- [Problem to solve]:
Rewrite the material starting at the line containing "Localize all elements." and ending at the line containing "- y-tick-label: 21: [113, 219, 128, 233]", replacing "colorbar-label" with "colorbar-tick-label" and leaving everything else unchanged.

- [Raw records]:
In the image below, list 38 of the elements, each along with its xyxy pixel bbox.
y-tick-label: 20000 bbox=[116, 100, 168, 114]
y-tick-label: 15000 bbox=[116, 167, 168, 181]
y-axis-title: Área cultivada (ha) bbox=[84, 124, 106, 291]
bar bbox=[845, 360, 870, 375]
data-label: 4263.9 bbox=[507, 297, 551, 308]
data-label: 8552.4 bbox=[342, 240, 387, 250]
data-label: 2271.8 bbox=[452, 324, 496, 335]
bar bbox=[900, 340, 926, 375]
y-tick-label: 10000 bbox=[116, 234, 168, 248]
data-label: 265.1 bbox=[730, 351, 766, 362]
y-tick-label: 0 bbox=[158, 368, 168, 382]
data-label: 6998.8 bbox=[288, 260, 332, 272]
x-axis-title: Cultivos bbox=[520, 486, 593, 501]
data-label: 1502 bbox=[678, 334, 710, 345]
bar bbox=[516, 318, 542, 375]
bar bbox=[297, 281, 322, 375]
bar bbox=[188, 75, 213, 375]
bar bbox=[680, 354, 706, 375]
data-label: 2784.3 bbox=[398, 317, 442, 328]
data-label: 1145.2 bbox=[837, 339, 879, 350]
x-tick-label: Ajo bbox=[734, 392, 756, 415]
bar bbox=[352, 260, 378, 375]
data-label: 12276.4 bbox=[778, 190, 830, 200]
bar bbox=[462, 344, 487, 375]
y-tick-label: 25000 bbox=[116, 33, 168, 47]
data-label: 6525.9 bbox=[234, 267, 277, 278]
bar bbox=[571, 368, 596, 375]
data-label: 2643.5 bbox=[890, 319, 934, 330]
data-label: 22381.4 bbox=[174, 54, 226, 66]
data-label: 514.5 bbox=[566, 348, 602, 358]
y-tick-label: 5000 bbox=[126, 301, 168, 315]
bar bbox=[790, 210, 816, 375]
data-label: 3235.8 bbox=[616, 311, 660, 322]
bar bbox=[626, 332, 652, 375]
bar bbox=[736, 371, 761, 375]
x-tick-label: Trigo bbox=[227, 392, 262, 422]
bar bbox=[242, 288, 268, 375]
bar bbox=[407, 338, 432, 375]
...
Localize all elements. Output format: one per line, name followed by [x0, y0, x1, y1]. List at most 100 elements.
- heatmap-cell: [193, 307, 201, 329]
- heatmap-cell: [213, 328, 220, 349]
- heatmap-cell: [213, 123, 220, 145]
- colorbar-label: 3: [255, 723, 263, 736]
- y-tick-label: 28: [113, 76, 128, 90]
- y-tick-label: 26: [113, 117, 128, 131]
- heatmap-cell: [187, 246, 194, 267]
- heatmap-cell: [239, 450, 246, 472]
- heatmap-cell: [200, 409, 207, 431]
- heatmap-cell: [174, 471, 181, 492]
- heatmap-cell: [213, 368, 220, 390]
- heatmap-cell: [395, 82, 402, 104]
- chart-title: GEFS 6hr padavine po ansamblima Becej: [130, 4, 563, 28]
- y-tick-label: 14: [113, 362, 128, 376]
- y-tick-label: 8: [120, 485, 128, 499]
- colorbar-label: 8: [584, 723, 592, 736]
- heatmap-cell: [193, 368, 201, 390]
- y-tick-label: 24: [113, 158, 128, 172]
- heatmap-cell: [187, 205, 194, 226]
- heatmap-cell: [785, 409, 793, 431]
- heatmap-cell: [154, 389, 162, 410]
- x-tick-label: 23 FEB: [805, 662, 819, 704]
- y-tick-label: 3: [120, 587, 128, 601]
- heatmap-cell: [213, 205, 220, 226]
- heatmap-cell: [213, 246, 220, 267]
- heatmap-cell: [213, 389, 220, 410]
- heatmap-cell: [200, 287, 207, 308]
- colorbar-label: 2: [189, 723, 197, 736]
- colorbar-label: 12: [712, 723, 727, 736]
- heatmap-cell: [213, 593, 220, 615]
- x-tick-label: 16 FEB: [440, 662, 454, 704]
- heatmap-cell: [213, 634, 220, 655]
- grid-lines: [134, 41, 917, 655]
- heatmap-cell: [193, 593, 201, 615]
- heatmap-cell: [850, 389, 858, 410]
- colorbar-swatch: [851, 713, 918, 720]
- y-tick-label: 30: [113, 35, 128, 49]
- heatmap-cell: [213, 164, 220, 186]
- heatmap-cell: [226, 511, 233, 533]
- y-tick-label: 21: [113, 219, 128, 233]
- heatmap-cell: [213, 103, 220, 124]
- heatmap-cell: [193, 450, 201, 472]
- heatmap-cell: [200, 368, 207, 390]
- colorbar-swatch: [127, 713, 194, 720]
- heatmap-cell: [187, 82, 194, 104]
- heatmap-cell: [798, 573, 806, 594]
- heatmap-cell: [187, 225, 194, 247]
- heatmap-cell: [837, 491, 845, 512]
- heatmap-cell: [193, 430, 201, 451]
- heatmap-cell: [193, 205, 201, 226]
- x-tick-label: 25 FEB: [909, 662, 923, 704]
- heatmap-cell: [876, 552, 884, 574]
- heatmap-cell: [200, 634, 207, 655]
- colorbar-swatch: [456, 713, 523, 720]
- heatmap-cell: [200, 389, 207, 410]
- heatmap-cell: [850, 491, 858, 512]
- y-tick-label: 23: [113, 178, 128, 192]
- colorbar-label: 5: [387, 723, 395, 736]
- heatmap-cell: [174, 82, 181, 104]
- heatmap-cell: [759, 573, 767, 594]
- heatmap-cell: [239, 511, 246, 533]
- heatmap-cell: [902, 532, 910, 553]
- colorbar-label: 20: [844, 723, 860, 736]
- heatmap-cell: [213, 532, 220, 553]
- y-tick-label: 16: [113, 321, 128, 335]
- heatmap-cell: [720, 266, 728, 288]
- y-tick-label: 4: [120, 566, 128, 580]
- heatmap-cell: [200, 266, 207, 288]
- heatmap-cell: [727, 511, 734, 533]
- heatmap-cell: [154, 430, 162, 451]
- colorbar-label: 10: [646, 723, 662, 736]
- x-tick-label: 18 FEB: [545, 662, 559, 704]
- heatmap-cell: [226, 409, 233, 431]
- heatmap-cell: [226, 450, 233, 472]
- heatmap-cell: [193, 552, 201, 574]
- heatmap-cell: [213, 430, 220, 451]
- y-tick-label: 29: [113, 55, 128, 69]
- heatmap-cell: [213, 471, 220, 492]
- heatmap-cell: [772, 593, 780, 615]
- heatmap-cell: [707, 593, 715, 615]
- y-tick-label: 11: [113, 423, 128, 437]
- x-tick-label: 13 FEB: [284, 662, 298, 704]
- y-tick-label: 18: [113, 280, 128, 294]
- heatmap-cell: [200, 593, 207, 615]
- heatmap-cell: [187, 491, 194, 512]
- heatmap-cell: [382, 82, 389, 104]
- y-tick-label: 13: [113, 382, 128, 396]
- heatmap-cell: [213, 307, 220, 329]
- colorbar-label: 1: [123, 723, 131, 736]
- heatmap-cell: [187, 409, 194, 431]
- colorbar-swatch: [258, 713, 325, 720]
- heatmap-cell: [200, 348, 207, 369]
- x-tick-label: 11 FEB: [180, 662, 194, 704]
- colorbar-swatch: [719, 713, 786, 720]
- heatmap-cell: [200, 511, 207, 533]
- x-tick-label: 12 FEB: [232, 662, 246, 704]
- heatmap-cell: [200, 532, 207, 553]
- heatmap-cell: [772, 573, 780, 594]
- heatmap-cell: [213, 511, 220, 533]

- [Result of this exercise]:
Localize all elements. Output format: one per line, name followed by [x0, y0, x1, y1]. List at most 100 elements.
- heatmap-cell: [193, 307, 201, 329]
- heatmap-cell: [213, 328, 220, 349]
- heatmap-cell: [213, 123, 220, 145]
- colorbar-tick-label: 3: [255, 723, 263, 736]
- y-tick-label: 28: [113, 76, 128, 90]
- y-tick-label: 26: [113, 117, 128, 131]
- heatmap-cell: [187, 246, 194, 267]
- heatmap-cell: [239, 450, 246, 472]
- heatmap-cell: [200, 409, 207, 431]
- heatmap-cell: [174, 471, 181, 492]
- heatmap-cell: [213, 368, 220, 390]
- heatmap-cell: [395, 82, 402, 104]
- chart-title: GEFS 6hr padavine po ansamblima Becej: [130, 4, 563, 28]
- y-tick-label: 14: [113, 362, 128, 376]
- y-tick-label: 8: [120, 485, 128, 499]
- colorbar-tick-label: 8: [584, 723, 592, 736]
- heatmap-cell: [193, 368, 201, 390]
- y-tick-label: 24: [113, 158, 128, 172]
- heatmap-cell: [187, 205, 194, 226]
- heatmap-cell: [785, 409, 793, 431]
- heatmap-cell: [154, 389, 162, 410]
- x-tick-label: 23 FEB: [805, 662, 819, 704]
- y-tick-label: 3: [120, 587, 128, 601]
- heatmap-cell: [213, 205, 220, 226]
- heatmap-cell: [213, 246, 220, 267]
- heatmap-cell: [213, 389, 220, 410]
- heatmap-cell: [200, 287, 207, 308]
- colorbar-tick-label: 2: [189, 723, 197, 736]
- colorbar-tick-label: 12: [712, 723, 727, 736]
- heatmap-cell: [213, 593, 220, 615]
- x-tick-label: 16 FEB: [440, 662, 454, 704]
- heatmap-cell: [213, 634, 220, 655]
- grid-lines: [134, 41, 917, 655]
- heatmap-cell: [193, 593, 201, 615]
- heatmap-cell: [850, 389, 858, 410]
- colorbar-swatch: [851, 713, 918, 720]
- y-tick-label: 30: [113, 35, 128, 49]
- heatmap-cell: [213, 164, 220, 186]
- heatmap-cell: [226, 511, 233, 533]
- y-tick-label: 21: [113, 219, 128, 233]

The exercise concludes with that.